## What the task requires
Transcribe every entry below word for word, but skip the pictures.

(Dataset entries)
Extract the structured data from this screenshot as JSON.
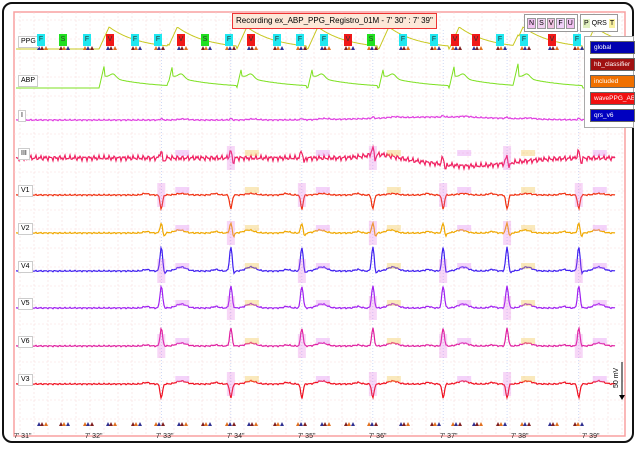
{
  "title": "Recording ex_ABP_PPG_Registro_01M - 7' 30\" : 7' 39\"",
  "leads": [
    "PPG",
    "ABP",
    "I",
    "III",
    "V1",
    "V2",
    "V4",
    "V5",
    "V6",
    "V3"
  ],
  "lead_colors": [
    "#c8c820",
    "#7de020",
    "#e040e0",
    "#f02060",
    "#f03010",
    "#f0a800",
    "#4020f0",
    "#a020f0",
    "#e020a0",
    "#f01020"
  ],
  "beat_labels": [
    "F",
    "S",
    "F",
    "V",
    "F",
    "F",
    "V",
    "S",
    "F",
    "V",
    "F",
    "F",
    "F",
    "V",
    "S",
    "F",
    "F",
    "V",
    "V",
    "F",
    "F",
    "V",
    "F"
  ],
  "beat_colors": {
    "F": "#20e8f0",
    "S": "#20e020",
    "V": "#f01818"
  },
  "class_legend": [
    "N",
    "S",
    "V",
    "F",
    "U"
  ],
  "wave_legend": [
    "P",
    "QRS",
    "T"
  ],
  "layers": [
    {
      "label": "global",
      "color": "#0000b0"
    },
    {
      "label": "hb_classifier",
      "color": "#a01010"
    },
    {
      "label": "included",
      "color": "#f07000"
    },
    {
      "label": "wavePPG_ABP",
      "color": "#f01010"
    },
    {
      "label": "qrs_v6",
      "color": "#0000c0"
    }
  ],
  "time_ticks": [
    "7' 31\"",
    "7' 32\"",
    "7' 33\"",
    "7' 34\"",
    "7' 35\"",
    "7' 36\"",
    "7' 37\"",
    "7' 38\"",
    "7' 39\""
  ],
  "qrs_times_s": [
    451.99,
    452.97,
    453.97,
    454.97,
    455.96,
    456.86,
    457.87,
    458.86
  ],
  "scale_label": "50 mV"
}
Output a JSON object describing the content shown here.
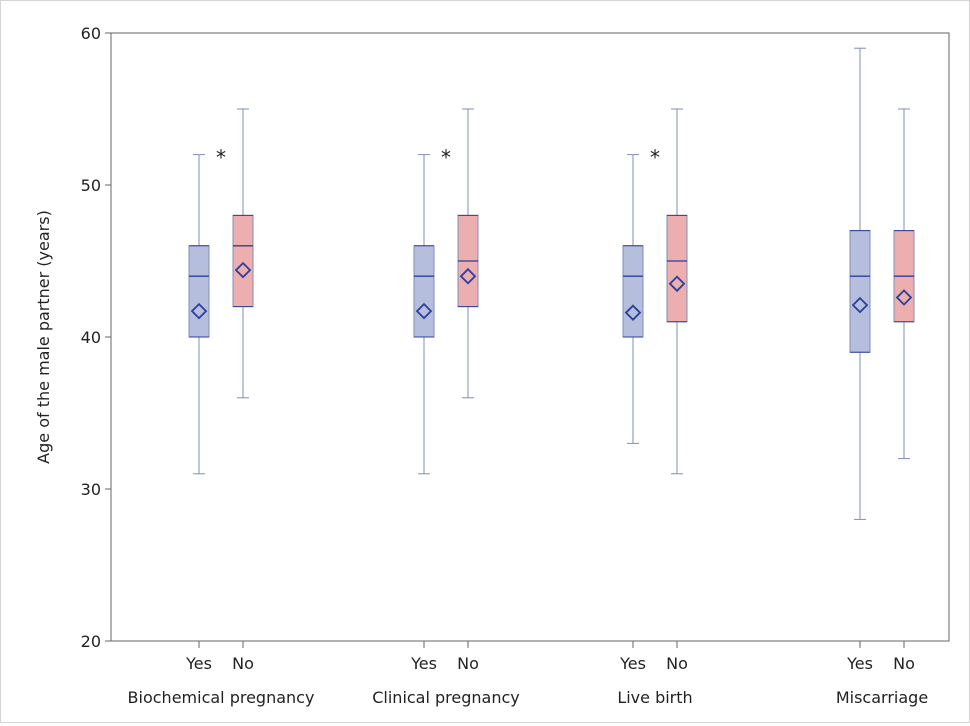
{
  "chart_data": {
    "type": "boxplot",
    "ylabel": "Age of the male partner (years)",
    "ylim": [
      20,
      60
    ],
    "yticks": [
      20,
      30,
      40,
      50,
      60
    ],
    "groups": [
      {
        "label": "Biochemical pregnancy",
        "significant": true,
        "marker": "*",
        "boxes": [
          {
            "label": "Yes",
            "min": 31,
            "q1": 40,
            "median": 44,
            "q3": 46,
            "max": 52,
            "mean": 41.7
          },
          {
            "label": "No",
            "min": 36,
            "q1": 42,
            "median": 46,
            "q3": 48,
            "max": 55,
            "mean": 44.4
          }
        ]
      },
      {
        "label": "Clinical pregnancy",
        "significant": true,
        "marker": "*",
        "boxes": [
          {
            "label": "Yes",
            "min": 31,
            "q1": 40,
            "median": 44,
            "q3": 46,
            "max": 52,
            "mean": 41.7
          },
          {
            "label": "No",
            "min": 36,
            "q1": 42,
            "median": 45,
            "q3": 48,
            "max": 55,
            "mean": 44.0
          }
        ]
      },
      {
        "label": "Live birth",
        "significant": true,
        "marker": "*",
        "boxes": [
          {
            "label": "Yes",
            "min": 33,
            "q1": 40,
            "median": 44,
            "q3": 46,
            "max": 52,
            "mean": 41.6
          },
          {
            "label": "No",
            "min": 31,
            "q1": 41,
            "median": 45,
            "q3": 48,
            "max": 55,
            "mean": 43.5
          }
        ]
      },
      {
        "label": "Miscarriage",
        "significant": false,
        "marker": "",
        "boxes": [
          {
            "label": "Yes",
            "min": 28,
            "q1": 39,
            "median": 44,
            "q3": 47,
            "max": 59,
            "mean": 42.1
          },
          {
            "label": "No",
            "min": 32,
            "q1": 41,
            "median": 44,
            "q3": 47,
            "max": 55,
            "mean": 42.6
          }
        ]
      }
    ],
    "colors": {
      "yes_fill": "#b5bedc",
      "no_fill": "#ecaeae",
      "outline": "#7f8fb8",
      "median_mean": "#2a3f9e",
      "axis": "#666666"
    }
  }
}
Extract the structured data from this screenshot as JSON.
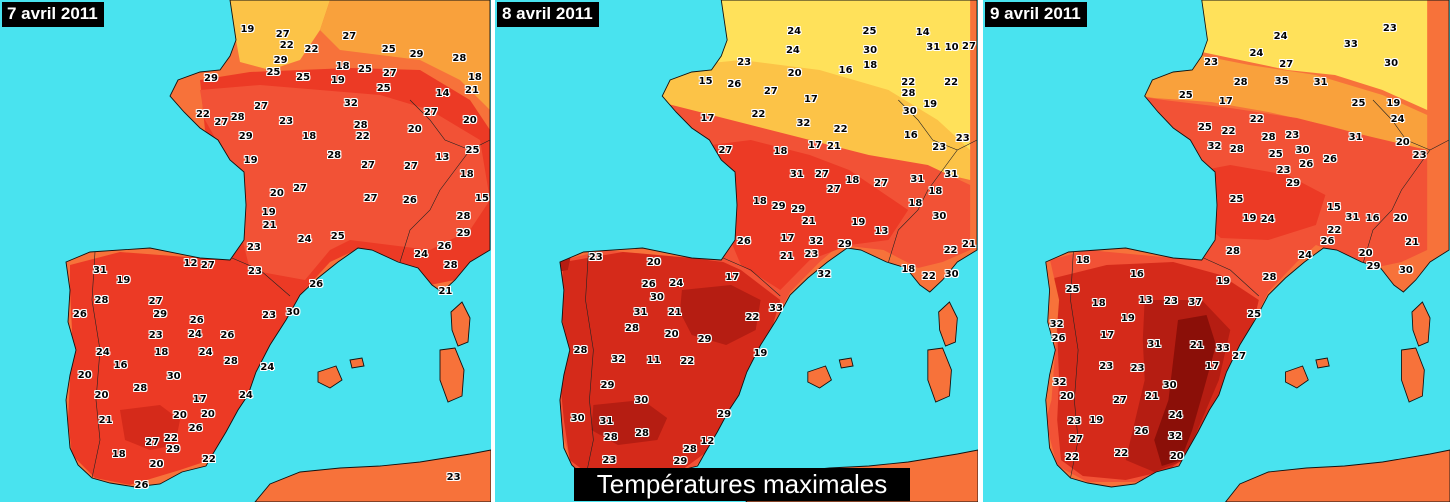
{
  "caption": "Températures maximales",
  "colors": {
    "sea": "#49e3ef",
    "band_lt20": "#ffe15a",
    "band_20_22": "#fcc347",
    "band_22_24": "#f9a13c",
    "band_24_26": "#f7723a",
    "band_26_28": "#f25236",
    "band_28_30": "#ec3a25",
    "band_30_32": "#d52a1a",
    "band_32_34": "#b51d12",
    "band_gt34": "#8b0f08"
  },
  "panels": [
    {
      "date": "7 avril 2011",
      "readings": [
        "14",
        "12",
        "18",
        "22",
        "19",
        "21",
        "20",
        "15",
        "13",
        "17",
        "18",
        "16",
        "18",
        "18",
        "19",
        "20",
        "21",
        "20",
        "18",
        "20",
        "24",
        "27",
        "25",
        "22",
        "24",
        "27",
        "24",
        "22",
        "26",
        "26",
        "28",
        "27",
        "25",
        "26",
        "26",
        "26",
        "24",
        "25",
        "27",
        "27",
        "29",
        "29",
        "25",
        "28",
        "29",
        "27",
        "19",
        "21",
        "23",
        "22",
        "27",
        "20",
        "19",
        "29",
        "27",
        "23",
        "29",
        "26",
        "25",
        "27",
        "25",
        "20",
        "28",
        "18",
        "28",
        "27",
        "28",
        "28",
        "24",
        "27",
        "30",
        "27",
        "28",
        "23",
        "25",
        "21",
        "31",
        "29",
        "28",
        "24",
        "27",
        "32",
        "23",
        "26",
        "28",
        "24",
        "30",
        "20",
        "29",
        "20",
        "23",
        "22",
        "22",
        "19",
        "26",
        "23"
      ]
    },
    {
      "date": "8 avril 2011",
      "readings": [
        "18",
        "15",
        "17",
        "19",
        "16",
        "14",
        "17",
        "18",
        "17",
        "18",
        "20",
        "19",
        "16",
        "18",
        "13",
        "12",
        "11",
        "17",
        "21",
        "20",
        "19",
        "22",
        "17",
        "18",
        "21",
        "21",
        "23",
        "22",
        "22",
        "23",
        "23",
        "21",
        "22",
        "24",
        "24",
        "27",
        "30",
        "25",
        "23",
        "31",
        "29",
        "27",
        "22",
        "26",
        "28",
        "29",
        "28",
        "18",
        "10",
        "32",
        "29",
        "31",
        "28",
        "26",
        "30",
        "27",
        "18",
        "24",
        "31",
        "27",
        "32",
        "30",
        "28",
        "30",
        "31",
        "30",
        "32",
        "21",
        "28",
        "30",
        "32",
        "23",
        "29",
        "29",
        "28",
        "28",
        "29",
        "27",
        "22",
        "22",
        "20",
        "30",
        "33",
        "31",
        "31",
        "22",
        "26",
        "29",
        "23",
        "26",
        "27"
      ]
    },
    {
      "date": "9 avril 2011",
      "readings": [
        "17",
        "16",
        "17",
        "15",
        "19",
        "13",
        "16",
        "22",
        "21",
        "17",
        "19",
        "22",
        "24",
        "23",
        "22",
        "23",
        "24",
        "21",
        "24",
        "23",
        "25",
        "24",
        "27",
        "32",
        "27",
        "23",
        "25",
        "23",
        "26",
        "32",
        "30",
        "28",
        "28",
        "30",
        "28",
        "31",
        "30",
        "18",
        "19",
        "19",
        "23",
        "23",
        "25",
        "31",
        "27",
        "26",
        "24",
        "18",
        "20",
        "27",
        "28",
        "33",
        "20",
        "20",
        "25",
        "32",
        "31",
        "28",
        "31",
        "29",
        "21",
        "25",
        "35",
        "19",
        "22",
        "25",
        "30",
        "33",
        "20",
        "26",
        "20",
        "23",
        "29",
        "37",
        "32",
        "25",
        "26",
        "24",
        "26",
        "23",
        "22"
      ]
    }
  ]
}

## Reply to the task
Extract the structured data from this screenshot as JSON.
{
  "title": "Recording ex_ABP_PPG_Registro_01M - 7' 30\" : 7' 39\"",
  "leads": [
    "PPG",
    "ABP",
    "I",
    "III",
    "V1",
    "V2",
    "V4",
    "V5",
    "V6",
    "V3"
  ],
  "lead_colors": [
    "#c8c820",
    "#7de020",
    "#e040e0",
    "#f02060",
    "#f03010",
    "#f0a800",
    "#4020f0",
    "#a020f0",
    "#e020a0",
    "#f01020"
  ],
  "beat_labels": [
    "F",
    "S",
    "F",
    "V",
    "F",
    "F",
    "V",
    "S",
    "F",
    "V",
    "F",
    "F",
    "F",
    "V",
    "S",
    "F",
    "F",
    "V",
    "V",
    "F",
    "F",
    "V",
    "F"
  ],
  "beat_colors": {
    "F": "#20e8f0",
    "S": "#20e020",
    "V": "#f01818"
  },
  "class_legend": [
    "N",
    "S",
    "V",
    "F",
    "U"
  ],
  "wave_legend": [
    "P",
    "QRS",
    "T"
  ],
  "layers": [
    {
      "label": "global",
      "color": "#0000b0"
    },
    {
      "label": "hb_classifier",
      "color": "#a01010"
    },
    {
      "label": "included",
      "color": "#f07000"
    },
    {
      "label": "wavePPG_ABP",
      "color": "#f01010"
    },
    {
      "label": "qrs_v6",
      "color": "#0000c0"
    }
  ],
  "time_ticks": [
    "7' 31\"",
    "7' 32\"",
    "7' 33\"",
    "7' 34\"",
    "7' 35\"",
    "7' 36\"",
    "7' 37\"",
    "7' 38\"",
    "7' 39\""
  ],
  "qrs_times_s": [
    451.99,
    452.97,
    453.97,
    454.97,
    455.96,
    456.86,
    457.87,
    458.86
  ],
  "scale_label": "50 mV"
}
Output a JSON object describing the content shown here.
{
  "chart_data": {
    "type": "boxplot",
    "ylabel": "Age of the male partner (years)",
    "ylim": [
      20,
      60
    ],
    "yticks": [
      20,
      30,
      40,
      50,
      60
    ],
    "groups": [
      {
        "label": "Biochemical pregnancy",
        "significant": true,
        "marker": "*",
        "boxes": [
          {
            "label": "Yes",
            "min": 31,
            "q1": 40,
            "median": 44,
            "q3": 46,
            "max": 52,
            "mean": 41.7
          },
          {
            "label": "No",
            "min": 36,
            "q1": 42,
            "median": 46,
            "q3": 48,
            "max": 55,
            "mean": 44.4
          }
        ]
      },
      {
        "label": "Clinical pregnancy",
        "significant": true,
        "marker": "*",
        "boxes": [
          {
            "label": "Yes",
            "min": 31,
            "q1": 40,
            "median": 44,
            "q3": 46,
            "max": 52,
            "mean": 41.7
          },
          {
            "label": "No",
            "min": 36,
            "q1": 42,
            "median": 45,
            "q3": 48,
            "max": 55,
            "mean": 44.0
          }
        ]
      },
      {
        "label": "Live birth",
        "significant": true,
        "marker": "*",
        "boxes": [
          {
            "label": "Yes",
            "min": 33,
            "q1": 40,
            "median": 44,
            "q3": 46,
            "max": 52,
            "mean": 41.6
          },
          {
            "label": "No",
            "min": 31,
            "q1": 41,
            "median": 45,
            "q3": 48,
            "max": 55,
            "mean": 43.5
          }
        ]
      },
      {
        "label": "Miscarriage",
        "significant": false,
        "marker": "",
        "boxes": [
          {
            "label": "Yes",
            "min": 28,
            "q1": 39,
            "median": 44,
            "q3": 47,
            "max": 59,
            "mean": 42.1
          },
          {
            "label": "No",
            "min": 32,
            "q1": 41,
            "median": 44,
            "q3": 47,
            "max": 55,
            "mean": 42.6
          }
        ]
      }
    ],
    "colors": {
      "yes_fill": "#b5bedc",
      "no_fill": "#ecaeae",
      "outline": "#7f8fb8",
      "median_mean": "#2a3f9e",
      "axis": "#666666"
    }
  }
}
Extract the structured data from this screenshot as JSON.
{
  "caption": "Températures maximales",
  "colors": {
    "sea": "#49e3ef",
    "band_lt20": "#ffe15a",
    "band_20_22": "#fcc347",
    "band_22_24": "#f9a13c",
    "band_24_26": "#f7723a",
    "band_26_28": "#f25236",
    "band_28_30": "#ec3a25",
    "band_30_32": "#d52a1a",
    "band_32_34": "#b51d12",
    "band_gt34": "#8b0f08"
  },
  "panels": [
    {
      "date": "7 avril 2011",
      "readings": [
        "14",
        "12",
        "18",
        "22",
        "19",
        "21",
        "20",
        "15",
        "13",
        "17",
        "18",
        "16",
        "18",
        "18",
        "19",
        "20",
        "21",
        "20",
        "18",
        "20",
        "24",
        "27",
        "25",
        "22",
        "24",
        "27",
        "24",
        "22",
        "26",
        "26",
        "28",
        "27",
        "25",
        "26",
        "26",
        "26",
        "24",
        "25",
        "27",
        "27",
        "29",
        "29",
        "25",
        "28",
        "29",
        "27",
        "19",
        "21",
        "23",
        "22",
        "27",
        "20",
        "19",
        "29",
        "27",
        "23",
        "29",
        "26",
        "25",
        "27",
        "25",
        "20",
        "28",
        "18",
        "28",
        "27",
        "28",
        "28",
        "24",
        "27",
        "30",
        "27",
        "28",
        "23",
        "25",
        "21",
        "31",
        "29",
        "28",
        "24",
        "27",
        "32",
        "23",
        "26",
        "28",
        "24",
        "30",
        "20",
        "29",
        "20",
        "23",
        "22",
        "22",
        "19",
        "26",
        "23"
      ]
    },
    {
      "date": "8 avril 2011",
      "readings": [
        "18",
        "15",
        "17",
        "19",
        "16",
        "14",
        "17",
        "18",
        "17",
        "18",
        "20",
        "19",
        "16",
        "18",
        "13",
        "12",
        "11",
        "17",
        "21",
        "20",
        "19",
        "22",
        "17",
        "18",
        "21",
        "21",
        "23",
        "22",
        "22",
        "23",
        "23",
        "21",
        "22",
        "24",
        "24",
        "27",
        "30",
        "25",
        "23",
        "31",
        "29",
        "27",
        "22",
        "26",
        "28",
        "29",
        "28",
        "18",
        "10",
        "32",
        "29",
        "31",
        "28",
        "26",
        "30",
        "27",
        "18",
        "24",
        "31",
        "27",
        "32",
        "30",
        "28",
        "30",
        "31",
        "30",
        "32",
        "21",
        "28",
        "30",
        "32",
        "23",
        "29",
        "29",
        "28",
        "28",
        "29",
        "27",
        "22",
        "22",
        "20",
        "30",
        "33",
        "31",
        "31",
        "22",
        "26",
        "29",
        "23",
        "26",
        "27"
      ]
    },
    {
      "date": "9 avril 2011",
      "readings": [
        "17",
        "16",
        "17",
        "15",
        "19",
        "13",
        "16",
        "22",
        "21",
        "17",
        "19",
        "22",
        "24",
        "23",
        "22",
        "23",
        "24",
        "21",
        "24",
        "23",
        "25",
        "24",
        "27",
        "32",
        "27",
        "23",
        "25",
        "23",
        "26",
        "32",
        "30",
        "28",
        "28",
        "30",
        "28",
        "31",
        "30",
        "18",
        "19",
        "19",
        "23",
        "23",
        "25",
        "31",
        "27",
        "26",
        "24",
        "18",
        "20",
        "27",
        "28",
        "33",
        "20",
        "20",
        "25",
        "32",
        "31",
        "28",
        "31",
        "29",
        "21",
        "25",
        "35",
        "19",
        "22",
        "25",
        "30",
        "33",
        "20",
        "26",
        "20",
        "23",
        "29",
        "37",
        "32",
        "25",
        "26",
        "24",
        "26",
        "23",
        "22"
      ]
    }
  ]
}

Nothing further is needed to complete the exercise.